THE EXERCISE >>
Retype all of the listing exactly, passing over any picture you find.

AVAILABLE DATA >>

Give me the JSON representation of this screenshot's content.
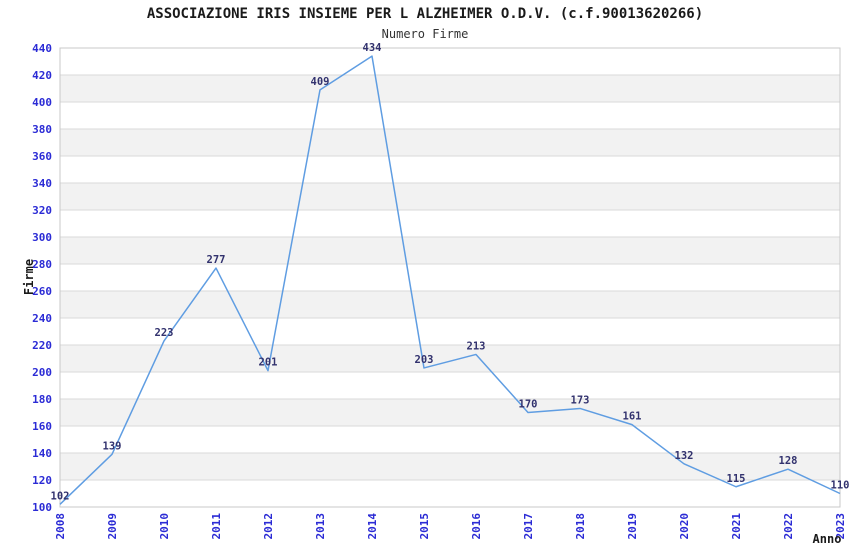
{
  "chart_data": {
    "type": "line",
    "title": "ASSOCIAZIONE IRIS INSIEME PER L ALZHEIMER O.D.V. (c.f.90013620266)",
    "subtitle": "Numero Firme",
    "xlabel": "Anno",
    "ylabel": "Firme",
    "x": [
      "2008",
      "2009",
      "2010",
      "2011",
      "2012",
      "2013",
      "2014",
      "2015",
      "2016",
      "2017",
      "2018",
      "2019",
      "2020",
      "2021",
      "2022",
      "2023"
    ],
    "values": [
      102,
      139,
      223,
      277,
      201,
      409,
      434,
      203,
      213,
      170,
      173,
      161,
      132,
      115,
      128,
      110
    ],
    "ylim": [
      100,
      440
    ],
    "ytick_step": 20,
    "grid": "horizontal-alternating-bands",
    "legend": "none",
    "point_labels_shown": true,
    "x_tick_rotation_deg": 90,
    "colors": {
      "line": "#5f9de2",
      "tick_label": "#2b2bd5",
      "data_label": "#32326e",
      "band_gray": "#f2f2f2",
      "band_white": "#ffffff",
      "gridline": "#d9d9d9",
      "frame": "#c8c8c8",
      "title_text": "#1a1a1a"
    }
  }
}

EXERCISE SOLUTION >>
Give me the JSON representation of this screenshot's content.
{
  "chart_data": {
    "type": "line",
    "title": "ASSOCIAZIONE IRIS INSIEME PER L ALZHEIMER O.D.V. (c.f.90013620266)",
    "subtitle": "Numero Firme",
    "xlabel": "Anno",
    "ylabel": "Firme",
    "x": [
      "2008",
      "2009",
      "2010",
      "2011",
      "2012",
      "2013",
      "2014",
      "2015",
      "2016",
      "2017",
      "2018",
      "2019",
      "2020",
      "2021",
      "2022",
      "2023"
    ],
    "values": [
      102,
      139,
      223,
      277,
      201,
      409,
      434,
      203,
      213,
      170,
      173,
      161,
      132,
      115,
      128,
      110
    ],
    "ylim": [
      100,
      440
    ],
    "ytick_step": 20,
    "grid": "horizontal-alternating-bands",
    "legend": "none",
    "point_labels_shown": true,
    "x_tick_rotation_deg": 90,
    "colors": {
      "line": "#5f9de2",
      "tick_label": "#2b2bd5",
      "data_label": "#32326e",
      "band_gray": "#f2f2f2",
      "band_white": "#ffffff",
      "gridline": "#d9d9d9",
      "frame": "#c8c8c8",
      "title_text": "#1a1a1a"
    }
  }
}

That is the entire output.